[Begin Information provided]
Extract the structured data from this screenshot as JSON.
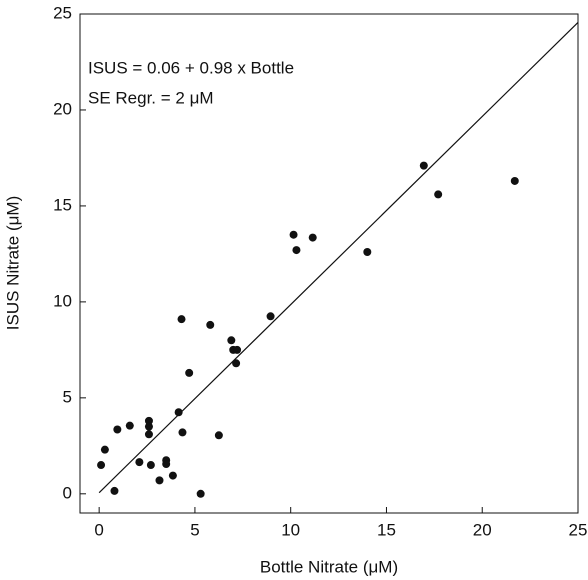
{
  "chart_data": {
    "type": "scatter",
    "x_label": "Bottle Nitrate (μM)",
    "y_label": "ISUS Nitrate (μM)",
    "annotations": [
      "ISUS = 0.06 + 0.98 x Bottle",
      "SE Regr. = 2 μM"
    ],
    "xlim": [
      -1,
      25
    ],
    "ylim": [
      -1,
      25
    ],
    "xticks": [
      0,
      5,
      10,
      15,
      20,
      25
    ],
    "yticks": [
      0,
      5,
      10,
      15,
      20,
      25
    ],
    "color": "#111111",
    "x": [
      0.1,
      0.3,
      0.95,
      0.8,
      1.6,
      2.1,
      2.6,
      2.6,
      2.6,
      2.7,
      3.15,
      3.5,
      3.5,
      3.85,
      4.15,
      4.35,
      4.3,
      4.7,
      5.3,
      5.8,
      6.25,
      6.9,
      7.0,
      7.2,
      7.15,
      8.95,
      10.15,
      10.3,
      11.15,
      14.0,
      16.95,
      17.7,
      21.7
    ],
    "values": [
      1.5,
      2.3,
      3.35,
      0.15,
      3.55,
      1.65,
      3.8,
      3.5,
      3.1,
      1.5,
      0.7,
      1.75,
      1.55,
      0.95,
      4.25,
      3.2,
      9.1,
      6.3,
      0.0,
      8.8,
      3.05,
      8.0,
      7.5,
      7.5,
      6.8,
      9.25,
      13.5,
      12.7,
      13.35,
      12.6,
      17.1,
      15.6,
      16.3
    ],
    "fit_line": {
      "x": [
        0,
        25
      ],
      "values": [
        0.06,
        24.56
      ]
    }
  }
}
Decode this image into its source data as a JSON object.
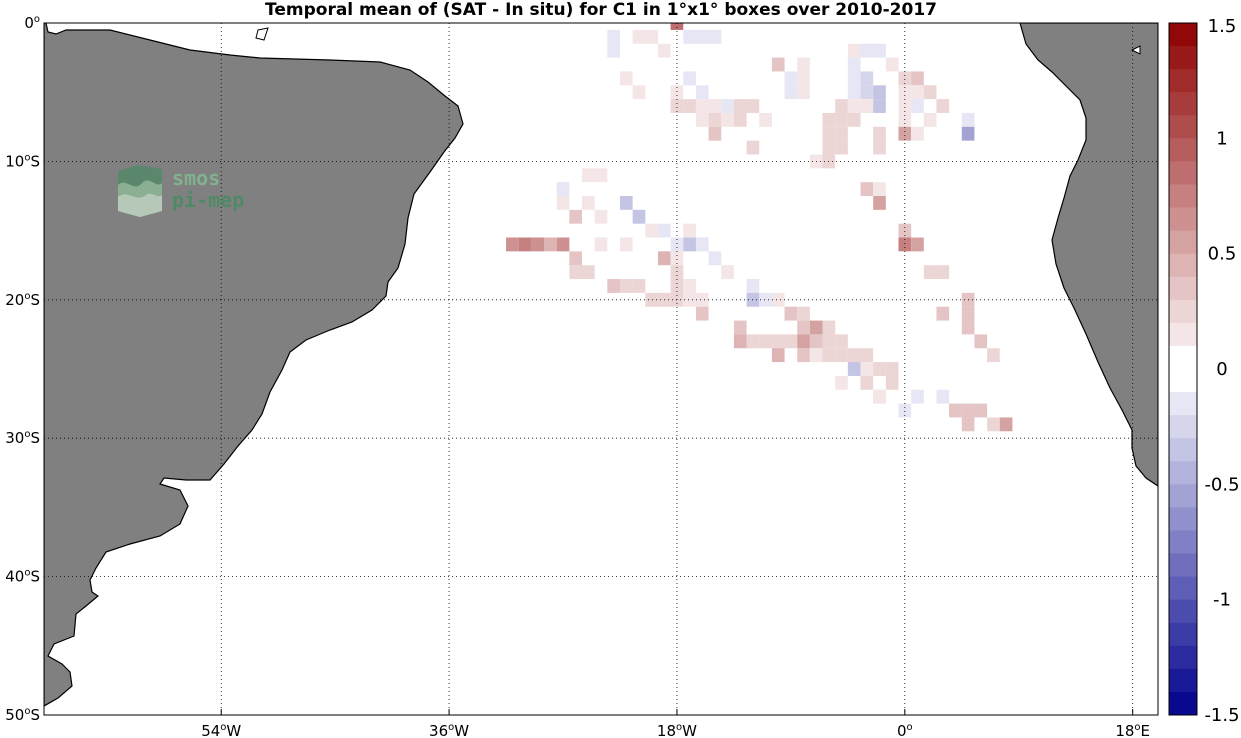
{
  "title": "Temporal mean of (SAT - In situ) for C1 in 1°x1° boxes over 2010-2017",
  "logo": {
    "line1": "smos",
    "line2": "pi-mep"
  },
  "map": {
    "lon_range": [
      -68,
      20
    ],
    "lat_range": [
      -50,
      0
    ],
    "land_color": "#808080",
    "ocean_color": "#ffffff",
    "grid": "dotted",
    "lat_ticks": [
      {
        "value": 0,
        "deg": "0",
        "hemi": ""
      },
      {
        "value": -10,
        "deg": "10",
        "hemi": "S"
      },
      {
        "value": -20,
        "deg": "20",
        "hemi": "S"
      },
      {
        "value": -30,
        "deg": "30",
        "hemi": "S"
      },
      {
        "value": -40,
        "deg": "40",
        "hemi": "S"
      },
      {
        "value": -50,
        "deg": "50",
        "hemi": "S"
      }
    ],
    "lon_ticks": [
      {
        "value": -54,
        "deg": "54",
        "hemi": "W"
      },
      {
        "value": -36,
        "deg": "36",
        "hemi": "W"
      },
      {
        "value": -18,
        "deg": "18",
        "hemi": "W"
      },
      {
        "value": 0,
        "deg": "0",
        "hemi": ""
      },
      {
        "value": 18,
        "deg": "18",
        "hemi": "E"
      }
    ]
  },
  "colorbar": {
    "range": [
      -1.5,
      1.5
    ],
    "levels": 30,
    "ticks": [
      "1.5",
      "1",
      "0.5",
      "0",
      "-0.5",
      "-1",
      "-1.5"
    ],
    "tick_values": [
      1.5,
      1,
      0.5,
      0,
      -0.5,
      -1,
      -1.5
    ],
    "neg_color": "#00008c",
    "zero_color": "#ffffff",
    "pos_color": "#8c0000"
  },
  "chart_data": {
    "type": "heatmap",
    "title": "Temporal mean of (SAT - In situ) for C1 in 1°x1° boxes over 2010-2017",
    "xlabel": "",
    "ylabel": "",
    "x_unit": "degrees longitude",
    "y_unit": "degrees latitude",
    "xlim": [
      -68,
      20
    ],
    "ylim": [
      -50,
      0
    ],
    "value_range": [
      -1.5,
      1.5
    ],
    "cells": [
      [
        -18,
        0,
        0.9
      ],
      [
        -23,
        -1,
        -0.1
      ],
      [
        -21,
        -1,
        0.1
      ],
      [
        -20,
        -1,
        0.15
      ],
      [
        -17,
        -1,
        -0.1
      ],
      [
        -16,
        -1,
        -0.1
      ],
      [
        -15,
        -1,
        -0.1
      ],
      [
        -23,
        -2,
        -0.1
      ],
      [
        -19,
        -2,
        0.1
      ],
      [
        -4,
        -2,
        0.15
      ],
      [
        -3,
        -2,
        -0.1
      ],
      [
        -2,
        -2,
        -0.1
      ],
      [
        -10,
        -3,
        0.35
      ],
      [
        -8,
        -3,
        0.15
      ],
      [
        -4,
        -3,
        -0.15
      ],
      [
        -1,
        -3,
        0.1
      ],
      [
        -22,
        -4,
        0.1
      ],
      [
        -17,
        -4,
        -0.1
      ],
      [
        -9,
        -4,
        -0.1
      ],
      [
        -8,
        -4,
        0.1
      ],
      [
        -4,
        -4,
        -0.2
      ],
      [
        -3,
        -4,
        -0.25
      ],
      [
        0,
        -4,
        0.25
      ],
      [
        1,
        -4,
        0.3
      ],
      [
        -21,
        -5,
        0.15
      ],
      [
        -18,
        -5,
        0.15
      ],
      [
        -16,
        -5,
        -0.1
      ],
      [
        -9,
        -5,
        -0.1
      ],
      [
        -8,
        -5,
        0.15
      ],
      [
        -4,
        -5,
        -0.15
      ],
      [
        -3,
        -5,
        -0.25
      ],
      [
        -2,
        -5,
        -0.35
      ],
      [
        0,
        -5,
        0.15
      ],
      [
        1,
        -5,
        0.15
      ],
      [
        2,
        -5,
        0.25
      ],
      [
        -18,
        -6,
        0.2
      ],
      [
        -17,
        -6,
        0.2
      ],
      [
        -16,
        -6,
        0.15
      ],
      [
        -15,
        -6,
        0.1
      ],
      [
        -14,
        -6,
        -0.15
      ],
      [
        -13,
        -6,
        0.2
      ],
      [
        -12,
        -6,
        0.2
      ],
      [
        -5,
        -6,
        0.2
      ],
      [
        -4,
        -6,
        0.15
      ],
      [
        -3,
        -6,
        0.1
      ],
      [
        -2,
        -6,
        -0.3
      ],
      [
        0,
        -6,
        0.15
      ],
      [
        1,
        -6,
        -0.2
      ],
      [
        3,
        -6,
        0.2
      ],
      [
        -16,
        -7,
        0.15
      ],
      [
        -15,
        -7,
        0.2
      ],
      [
        -14,
        -7,
        0.15
      ],
      [
        -13,
        -7,
        0.2
      ],
      [
        -11,
        -7,
        0.15
      ],
      [
        -6,
        -7,
        0.2
      ],
      [
        -5,
        -7,
        0.25
      ],
      [
        -4,
        -7,
        0.2
      ],
      [
        0,
        -7,
        0.1
      ],
      [
        2,
        -7,
        0.15
      ],
      [
        5,
        -7,
        -0.1
      ],
      [
        -15,
        -8,
        0.3
      ],
      [
        -6,
        -8,
        0.2
      ],
      [
        -5,
        -8,
        0.25
      ],
      [
        -2,
        -8,
        0.25
      ],
      [
        0,
        -8,
        0.5
      ],
      [
        1,
        -8,
        0.15
      ],
      [
        5,
        -8,
        -0.55
      ],
      [
        -12,
        -9,
        0.2
      ],
      [
        -6,
        -9,
        0.2
      ],
      [
        -5,
        -9,
        0.25
      ],
      [
        -2,
        -9,
        0.25
      ],
      [
        -7,
        -10,
        0.15
      ],
      [
        -6,
        -10,
        0.25
      ],
      [
        -25,
        -11,
        0.15
      ],
      [
        -24,
        -11,
        0.15
      ],
      [
        -27,
        -12,
        -0.1
      ],
      [
        -3,
        -12,
        0.3
      ],
      [
        -2,
        -12,
        0.15
      ],
      [
        -27,
        -13,
        0.1
      ],
      [
        -25,
        -13,
        0.15
      ],
      [
        -22,
        -13,
        -0.3
      ],
      [
        -2,
        -13,
        0.55
      ],
      [
        -26,
        -14,
        0.3
      ],
      [
        -24,
        -14,
        0.1
      ],
      [
        -21,
        -14,
        -0.3
      ],
      [
        -20,
        -15,
        0.15
      ],
      [
        -19,
        -15,
        -0.1
      ],
      [
        -17,
        -15,
        0.15
      ],
      [
        0,
        -15,
        0.3
      ],
      [
        -31,
        -16,
        0.65
      ],
      [
        -30,
        -16,
        0.75
      ],
      [
        -29,
        -16,
        0.65
      ],
      [
        -28,
        -16,
        0.4
      ],
      [
        -27,
        -16,
        0.65
      ],
      [
        -24,
        -16,
        0.1
      ],
      [
        -22,
        -16,
        0.15
      ],
      [
        -18,
        -16,
        -0.2
      ],
      [
        -17,
        -16,
        -0.3
      ],
      [
        -16,
        -16,
        -0.1
      ],
      [
        0,
        -16,
        0.75
      ],
      [
        1,
        -16,
        0.55
      ],
      [
        -26,
        -17,
        0.3
      ],
      [
        -19,
        -17,
        0.4
      ],
      [
        -18,
        -17,
        0.15
      ],
      [
        -15,
        -17,
        -0.15
      ],
      [
        -26,
        -18,
        0.2
      ],
      [
        -25,
        -18,
        0.2
      ],
      [
        -18,
        -18,
        0.2
      ],
      [
        -14,
        -18,
        0.1
      ],
      [
        2,
        -18,
        0.2
      ],
      [
        3,
        -18,
        0.2
      ],
      [
        -23,
        -19,
        0.3
      ],
      [
        -22,
        -19,
        0.2
      ],
      [
        -21,
        -19,
        0.2
      ],
      [
        -18,
        -19,
        0.2
      ],
      [
        -17,
        -19,
        0.15
      ],
      [
        -12,
        -19,
        -0.15
      ],
      [
        -20,
        -20,
        0.2
      ],
      [
        -19,
        -20,
        0.2
      ],
      [
        -18,
        -20,
        0.2
      ],
      [
        -17,
        -20,
        0.15
      ],
      [
        -16,
        -20,
        0.15
      ],
      [
        -12,
        -20,
        -0.35
      ],
      [
        -11,
        -20,
        -0.2
      ],
      [
        -10,
        -20,
        0.1
      ],
      [
        5,
        -20,
        0.35
      ],
      [
        -16,
        -21,
        0.35
      ],
      [
        -9,
        -21,
        0.3
      ],
      [
        -8,
        -21,
        0.2
      ],
      [
        3,
        -21,
        0.3
      ],
      [
        5,
        -21,
        0.35
      ],
      [
        -13,
        -22,
        0.3
      ],
      [
        -8,
        -22,
        0.3
      ],
      [
        -7,
        -22,
        0.5
      ],
      [
        -6,
        -22,
        0.2
      ],
      [
        5,
        -22,
        0.35
      ],
      [
        -13,
        -23,
        0.4
      ],
      [
        -12,
        -23,
        0.2
      ],
      [
        -11,
        -23,
        0.2
      ],
      [
        -10,
        -23,
        0.2
      ],
      [
        -9,
        -23,
        0.2
      ],
      [
        -8,
        -23,
        0.5
      ],
      [
        -7,
        -23,
        0.3
      ],
      [
        -6,
        -23,
        0.2
      ],
      [
        -5,
        -23,
        0.2
      ],
      [
        6,
        -23,
        0.3
      ],
      [
        -10,
        -24,
        0.4
      ],
      [
        -8,
        -24,
        0.3
      ],
      [
        -7,
        -24,
        0.15
      ],
      [
        -6,
        -24,
        0.2
      ],
      [
        -5,
        -24,
        0.2
      ],
      [
        -4,
        -24,
        0.25
      ],
      [
        -3,
        -24,
        0.25
      ],
      [
        7,
        -24,
        0.25
      ],
      [
        -4,
        -25,
        -0.3
      ],
      [
        -3,
        -25,
        0.15
      ],
      [
        -2,
        -25,
        0.2
      ],
      [
        -1,
        -25,
        0.2
      ],
      [
        -5,
        -26,
        0.15
      ],
      [
        -3,
        -26,
        0.2
      ],
      [
        -1,
        -26,
        0.2
      ],
      [
        -2,
        -27,
        0.1
      ],
      [
        -2,
        -27,
        0.1
      ],
      [
        1,
        -27,
        -0.1
      ],
      [
        3,
        -27,
        -0.1
      ],
      [
        0,
        -28,
        -0.15
      ],
      [
        4,
        -28,
        0.3
      ],
      [
        5,
        -28,
        0.35
      ],
      [
        6,
        -28,
        0.3
      ],
      [
        5,
        -29,
        0.35
      ],
      [
        7,
        -29,
        0.2
      ],
      [
        8,
        -29,
        0.55
      ]
    ]
  }
}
[End Information provided]
== Goal ==
Identify and copy lines that hold the string "ffffff".

== Solution below ==
    "ocean_color": "#ffffff",
    "zero_color": "#ffffff",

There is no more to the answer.